--- START OF Record excerpts ---

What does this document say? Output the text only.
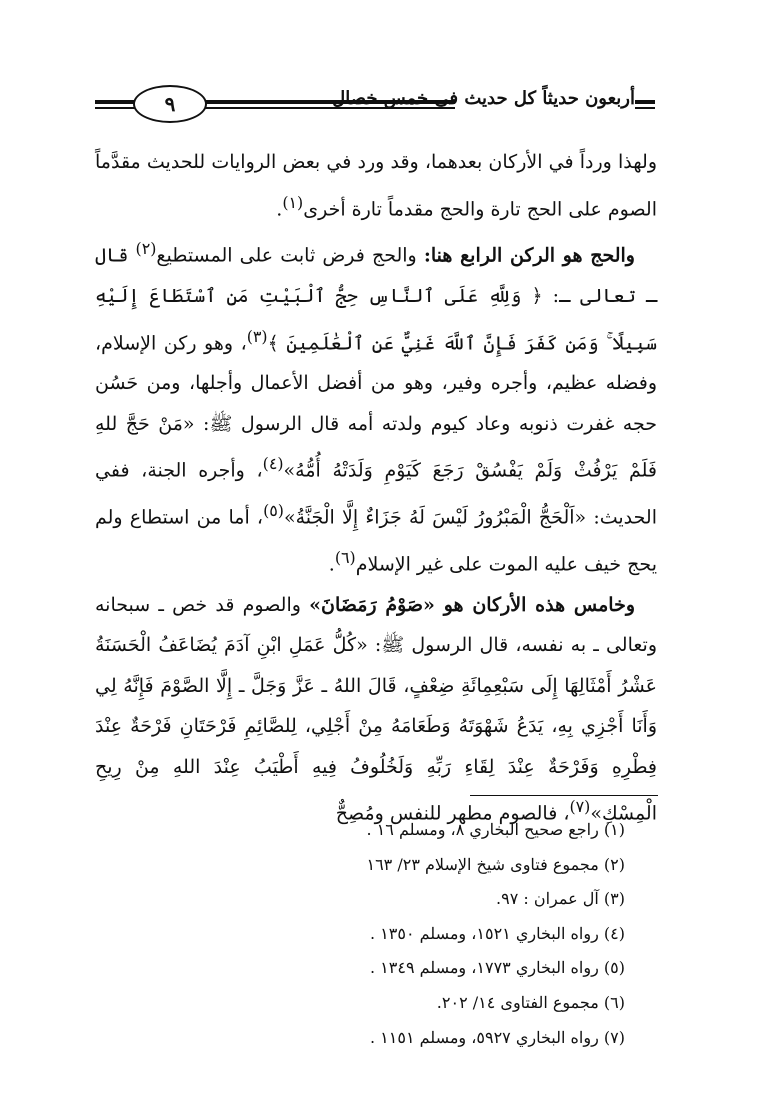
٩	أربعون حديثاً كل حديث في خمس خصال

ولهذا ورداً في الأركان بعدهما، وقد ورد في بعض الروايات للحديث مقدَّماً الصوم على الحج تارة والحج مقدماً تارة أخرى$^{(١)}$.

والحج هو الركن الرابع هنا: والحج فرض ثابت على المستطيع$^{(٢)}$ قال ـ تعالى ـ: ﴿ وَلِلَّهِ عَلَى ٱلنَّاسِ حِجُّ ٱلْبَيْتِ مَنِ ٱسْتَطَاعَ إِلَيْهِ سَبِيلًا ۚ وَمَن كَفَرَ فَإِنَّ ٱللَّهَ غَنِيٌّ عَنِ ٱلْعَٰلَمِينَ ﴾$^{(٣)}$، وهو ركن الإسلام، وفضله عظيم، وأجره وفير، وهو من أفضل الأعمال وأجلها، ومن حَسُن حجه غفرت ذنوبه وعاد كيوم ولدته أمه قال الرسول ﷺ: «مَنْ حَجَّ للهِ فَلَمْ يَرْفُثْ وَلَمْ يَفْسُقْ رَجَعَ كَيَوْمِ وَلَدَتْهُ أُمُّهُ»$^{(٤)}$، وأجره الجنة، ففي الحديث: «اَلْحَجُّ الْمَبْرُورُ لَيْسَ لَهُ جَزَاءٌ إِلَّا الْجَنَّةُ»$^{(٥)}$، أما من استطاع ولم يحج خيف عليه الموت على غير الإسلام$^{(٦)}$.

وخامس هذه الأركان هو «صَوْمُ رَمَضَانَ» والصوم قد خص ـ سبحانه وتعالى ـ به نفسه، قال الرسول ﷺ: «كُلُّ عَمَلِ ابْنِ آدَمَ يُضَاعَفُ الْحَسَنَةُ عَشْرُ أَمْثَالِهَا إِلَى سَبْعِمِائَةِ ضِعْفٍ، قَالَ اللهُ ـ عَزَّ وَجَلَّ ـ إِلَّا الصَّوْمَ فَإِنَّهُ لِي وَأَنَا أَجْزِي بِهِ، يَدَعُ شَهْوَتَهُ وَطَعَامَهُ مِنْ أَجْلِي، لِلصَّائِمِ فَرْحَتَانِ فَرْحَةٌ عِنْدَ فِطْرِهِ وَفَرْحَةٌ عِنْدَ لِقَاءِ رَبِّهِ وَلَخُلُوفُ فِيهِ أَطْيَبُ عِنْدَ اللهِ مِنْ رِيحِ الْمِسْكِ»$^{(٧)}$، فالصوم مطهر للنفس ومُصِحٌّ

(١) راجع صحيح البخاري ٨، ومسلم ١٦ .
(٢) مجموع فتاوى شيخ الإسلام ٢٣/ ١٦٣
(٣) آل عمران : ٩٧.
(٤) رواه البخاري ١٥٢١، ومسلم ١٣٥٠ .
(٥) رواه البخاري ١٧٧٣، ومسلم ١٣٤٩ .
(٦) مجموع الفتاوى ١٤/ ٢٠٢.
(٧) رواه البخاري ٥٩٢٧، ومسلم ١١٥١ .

--- END OF Record excerpts ---

* Problem details: Every entry above needs to be retyped exactly; drop the pictures.

* Task solution:
What does this document say? Output the text only.
٩	أربعون حديثاً كل حديث في خمس خصال

ولهذا ورداً في الأركان بعدهما، وقد ورد في بعض الروايات للحديث مقدَّماً الصوم على الحج تارة والحج مقدماً تارة أخرى$^{(١)}$.

والحج هو الركن الرابع هنا: والحج فرض ثابت على المستطيع$^{(٢)}$ قال ـ تعالى ـ: ﴿ وَلِلَّهِ عَلَى ٱلنَّاسِ حِجُّ ٱلْبَيْتِ مَنِ ٱسْتَطَاعَ إِلَيْهِ سَبِيلًا ۚ وَمَن كَفَرَ فَإِنَّ ٱللَّهَ غَنِيٌّ عَنِ ٱلْعَٰلَمِينَ ﴾$^{(٣)}$، وهو ركن الإسلام، وفضله عظيم، وأجره وفير، وهو من أفضل الأعمال وأجلها، ومن حَسُن حجه غفرت ذنوبه وعاد كيوم ولدته أمه قال الرسول ﷺ: «مَنْ حَجَّ للهِ فَلَمْ يَرْفُثْ وَلَمْ يَفْسُقْ رَجَعَ كَيَوْمِ وَلَدَتْهُ أُمُّهُ»$^{(٤)}$، وأجره الجنة، ففي الحديث: «اَلْحَجُّ الْمَبْرُورُ لَيْسَ لَهُ جَزَاءٌ إِلَّا الْجَنَّةُ»$^{(٥)}$، أما من استطاع ولم يحج خيف عليه الموت على غير الإسلام$^{(٦)}$.

وخامس هذه الأركان هو «صَوْمُ رَمَضَانَ» والصوم قد خص ـ سبحانه وتعالى ـ به نفسه، قال الرسول ﷺ: «كُلُّ عَمَلِ ابْنِ آدَمَ يُضَاعَفُ الْحَسَنَةُ عَشْرُ أَمْثَالِهَا إِلَى سَبْعِمِائَةِ ضِعْفٍ، قَالَ اللهُ ـ عَزَّ وَجَلَّ ـ إِلَّا الصَّوْمَ فَإِنَّهُ لِي وَأَنَا أَجْزِي بِهِ، يَدَعُ شَهْوَتَهُ وَطَعَامَهُ مِنْ أَجْلِي، لِلصَّائِمِ فَرْحَتَانِ فَرْحَةٌ عِنْدَ فِطْرِهِ وَفَرْحَةٌ عِنْدَ لِقَاءِ رَبِّهِ وَلَخُلُوفُ فِيهِ أَطْيَبُ عِنْدَ اللهِ مِنْ رِيحِ الْمِسْكِ»$^{(٧)}$، فالصوم مطهر للنفس ومُصِحٌّ

(١) راجع صحيح البخاري ٨، ومسلم ١٦ .
(٢) مجموع فتاوى شيخ الإسلام ٢٣/ ١٦٣
(٣) آل عمران : ٩٧.
(٤) رواه البخاري ١٥٢١، ومسلم ١٣٥٠ .
(٥) رواه البخاري ١٧٧٣، ومسلم ١٣٤٩ .
(٦) مجموع الفتاوى ١٤/ ٢٠٢.
(٧) رواه البخاري ٥٩٢٧، ومسلم ١١٥١ .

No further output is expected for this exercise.